Task material:
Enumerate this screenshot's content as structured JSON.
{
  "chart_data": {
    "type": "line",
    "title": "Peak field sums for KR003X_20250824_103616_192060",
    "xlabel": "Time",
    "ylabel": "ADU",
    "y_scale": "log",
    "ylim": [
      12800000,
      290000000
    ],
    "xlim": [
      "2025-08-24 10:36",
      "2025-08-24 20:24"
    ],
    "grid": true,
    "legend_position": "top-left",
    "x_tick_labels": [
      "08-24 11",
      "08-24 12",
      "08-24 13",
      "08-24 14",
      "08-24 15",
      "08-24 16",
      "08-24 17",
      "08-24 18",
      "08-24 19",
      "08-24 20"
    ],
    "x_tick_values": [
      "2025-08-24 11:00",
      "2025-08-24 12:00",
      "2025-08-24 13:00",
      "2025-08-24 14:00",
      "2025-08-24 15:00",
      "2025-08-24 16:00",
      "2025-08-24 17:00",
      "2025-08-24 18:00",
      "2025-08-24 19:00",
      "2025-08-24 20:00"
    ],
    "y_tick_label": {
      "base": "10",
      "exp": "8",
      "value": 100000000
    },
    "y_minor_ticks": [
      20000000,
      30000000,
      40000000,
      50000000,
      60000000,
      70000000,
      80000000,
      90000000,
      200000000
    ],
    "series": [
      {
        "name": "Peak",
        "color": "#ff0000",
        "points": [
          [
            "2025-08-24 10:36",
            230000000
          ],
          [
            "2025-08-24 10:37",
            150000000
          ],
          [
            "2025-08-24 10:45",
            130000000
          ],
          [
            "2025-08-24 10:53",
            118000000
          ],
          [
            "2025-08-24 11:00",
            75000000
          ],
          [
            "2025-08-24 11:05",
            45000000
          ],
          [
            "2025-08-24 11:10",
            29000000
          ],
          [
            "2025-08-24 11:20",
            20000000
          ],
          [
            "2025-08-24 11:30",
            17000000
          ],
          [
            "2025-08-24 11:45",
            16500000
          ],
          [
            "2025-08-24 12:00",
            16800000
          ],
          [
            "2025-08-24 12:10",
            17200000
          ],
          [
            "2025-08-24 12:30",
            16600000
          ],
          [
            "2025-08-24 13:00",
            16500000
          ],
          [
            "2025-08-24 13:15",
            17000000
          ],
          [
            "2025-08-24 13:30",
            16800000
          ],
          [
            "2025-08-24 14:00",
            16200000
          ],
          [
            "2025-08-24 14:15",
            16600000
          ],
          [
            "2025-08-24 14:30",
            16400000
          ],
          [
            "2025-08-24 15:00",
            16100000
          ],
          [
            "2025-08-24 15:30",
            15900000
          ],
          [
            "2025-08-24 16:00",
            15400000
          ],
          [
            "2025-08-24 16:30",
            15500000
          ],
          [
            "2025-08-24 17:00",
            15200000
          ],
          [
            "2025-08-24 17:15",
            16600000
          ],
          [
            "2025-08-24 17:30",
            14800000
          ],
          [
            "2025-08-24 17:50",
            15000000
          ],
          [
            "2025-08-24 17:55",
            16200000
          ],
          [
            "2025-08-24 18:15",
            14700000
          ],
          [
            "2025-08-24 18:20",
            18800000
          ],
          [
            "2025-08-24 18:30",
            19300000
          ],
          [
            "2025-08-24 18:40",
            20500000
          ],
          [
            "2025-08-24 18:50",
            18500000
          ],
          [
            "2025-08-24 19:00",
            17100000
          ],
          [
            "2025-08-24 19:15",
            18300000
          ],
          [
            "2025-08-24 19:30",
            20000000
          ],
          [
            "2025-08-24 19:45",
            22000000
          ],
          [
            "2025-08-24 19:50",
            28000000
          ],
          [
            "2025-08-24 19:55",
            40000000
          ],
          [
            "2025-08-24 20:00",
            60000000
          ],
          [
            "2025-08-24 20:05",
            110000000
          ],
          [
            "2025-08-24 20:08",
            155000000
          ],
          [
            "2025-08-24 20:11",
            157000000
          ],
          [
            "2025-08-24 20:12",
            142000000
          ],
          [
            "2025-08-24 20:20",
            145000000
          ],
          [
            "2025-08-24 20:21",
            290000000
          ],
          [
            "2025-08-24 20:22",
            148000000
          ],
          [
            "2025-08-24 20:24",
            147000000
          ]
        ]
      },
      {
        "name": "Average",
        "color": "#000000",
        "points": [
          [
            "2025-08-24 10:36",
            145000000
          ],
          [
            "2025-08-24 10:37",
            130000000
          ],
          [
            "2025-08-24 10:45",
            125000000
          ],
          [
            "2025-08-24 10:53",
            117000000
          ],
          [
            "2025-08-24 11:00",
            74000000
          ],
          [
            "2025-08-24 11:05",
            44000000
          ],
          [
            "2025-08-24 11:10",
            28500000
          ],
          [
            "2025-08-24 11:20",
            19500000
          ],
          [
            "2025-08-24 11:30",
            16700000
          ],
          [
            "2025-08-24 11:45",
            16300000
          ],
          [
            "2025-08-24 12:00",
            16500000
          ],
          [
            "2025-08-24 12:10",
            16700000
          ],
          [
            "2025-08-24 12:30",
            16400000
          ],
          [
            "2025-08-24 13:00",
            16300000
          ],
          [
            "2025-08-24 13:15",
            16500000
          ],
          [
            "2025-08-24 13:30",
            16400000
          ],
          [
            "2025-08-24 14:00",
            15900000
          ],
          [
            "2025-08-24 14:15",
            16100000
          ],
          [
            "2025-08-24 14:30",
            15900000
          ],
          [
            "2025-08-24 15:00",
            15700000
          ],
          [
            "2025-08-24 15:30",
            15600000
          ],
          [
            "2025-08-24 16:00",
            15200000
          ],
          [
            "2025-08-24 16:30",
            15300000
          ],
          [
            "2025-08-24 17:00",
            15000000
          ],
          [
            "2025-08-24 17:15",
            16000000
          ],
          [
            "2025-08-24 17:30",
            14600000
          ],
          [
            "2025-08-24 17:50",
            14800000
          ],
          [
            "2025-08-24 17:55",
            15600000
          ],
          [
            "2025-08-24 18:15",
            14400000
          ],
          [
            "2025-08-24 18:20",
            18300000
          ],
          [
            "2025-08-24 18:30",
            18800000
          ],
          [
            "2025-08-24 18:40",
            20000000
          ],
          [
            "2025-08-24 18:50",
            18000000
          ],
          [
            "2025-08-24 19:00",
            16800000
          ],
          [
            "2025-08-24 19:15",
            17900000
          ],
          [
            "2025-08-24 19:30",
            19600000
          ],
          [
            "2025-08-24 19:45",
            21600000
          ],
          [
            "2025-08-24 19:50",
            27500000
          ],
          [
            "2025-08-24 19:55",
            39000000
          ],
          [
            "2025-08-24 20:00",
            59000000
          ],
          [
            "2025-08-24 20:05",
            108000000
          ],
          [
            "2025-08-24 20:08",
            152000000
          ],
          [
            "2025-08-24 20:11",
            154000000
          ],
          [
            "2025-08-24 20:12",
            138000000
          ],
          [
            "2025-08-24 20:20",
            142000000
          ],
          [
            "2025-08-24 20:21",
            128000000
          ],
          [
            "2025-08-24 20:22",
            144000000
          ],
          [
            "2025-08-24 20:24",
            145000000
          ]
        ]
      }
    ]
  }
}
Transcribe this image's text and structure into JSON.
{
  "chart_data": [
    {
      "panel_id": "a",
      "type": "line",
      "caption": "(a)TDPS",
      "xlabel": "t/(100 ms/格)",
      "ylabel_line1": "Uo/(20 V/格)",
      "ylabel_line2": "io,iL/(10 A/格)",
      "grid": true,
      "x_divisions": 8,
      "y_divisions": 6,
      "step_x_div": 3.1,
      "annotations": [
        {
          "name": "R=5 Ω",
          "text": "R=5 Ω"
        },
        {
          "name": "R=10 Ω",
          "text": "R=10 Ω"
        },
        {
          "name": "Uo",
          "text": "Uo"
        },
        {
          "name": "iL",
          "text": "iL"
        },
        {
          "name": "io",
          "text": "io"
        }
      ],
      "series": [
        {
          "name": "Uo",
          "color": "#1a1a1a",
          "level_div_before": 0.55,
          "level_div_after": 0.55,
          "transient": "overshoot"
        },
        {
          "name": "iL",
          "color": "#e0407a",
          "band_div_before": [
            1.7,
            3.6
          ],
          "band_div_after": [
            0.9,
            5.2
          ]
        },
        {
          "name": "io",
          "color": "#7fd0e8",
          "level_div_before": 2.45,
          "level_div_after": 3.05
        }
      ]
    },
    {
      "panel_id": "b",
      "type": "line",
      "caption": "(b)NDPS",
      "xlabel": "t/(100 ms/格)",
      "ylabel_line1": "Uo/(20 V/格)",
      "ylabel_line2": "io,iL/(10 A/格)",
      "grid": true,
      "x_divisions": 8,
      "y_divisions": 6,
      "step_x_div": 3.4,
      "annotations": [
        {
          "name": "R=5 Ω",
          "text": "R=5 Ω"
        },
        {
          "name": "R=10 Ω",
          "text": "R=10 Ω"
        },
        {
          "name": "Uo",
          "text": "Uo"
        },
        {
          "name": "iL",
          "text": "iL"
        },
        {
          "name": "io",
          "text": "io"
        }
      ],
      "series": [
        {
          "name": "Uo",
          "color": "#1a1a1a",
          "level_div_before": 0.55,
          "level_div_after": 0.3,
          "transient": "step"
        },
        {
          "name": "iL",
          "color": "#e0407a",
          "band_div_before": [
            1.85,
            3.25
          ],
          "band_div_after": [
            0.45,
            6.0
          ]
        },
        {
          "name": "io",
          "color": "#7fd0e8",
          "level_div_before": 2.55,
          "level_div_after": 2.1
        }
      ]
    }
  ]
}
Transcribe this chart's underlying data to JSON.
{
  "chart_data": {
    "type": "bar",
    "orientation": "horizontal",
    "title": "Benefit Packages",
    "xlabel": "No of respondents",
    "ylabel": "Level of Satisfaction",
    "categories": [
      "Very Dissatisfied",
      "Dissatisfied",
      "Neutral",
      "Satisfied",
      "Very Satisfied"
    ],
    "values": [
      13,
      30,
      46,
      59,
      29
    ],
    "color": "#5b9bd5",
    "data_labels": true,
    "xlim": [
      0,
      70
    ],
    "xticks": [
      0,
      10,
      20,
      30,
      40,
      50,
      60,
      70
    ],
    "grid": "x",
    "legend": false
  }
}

Written task: Find the lines with the string "this" and reproduce them.

Reply to the exercise:
Enumerate this screenshot's content as structured JSON.
Transcribe this image's text and structure into JSON.
Transcribe this chart's underlying data to JSON.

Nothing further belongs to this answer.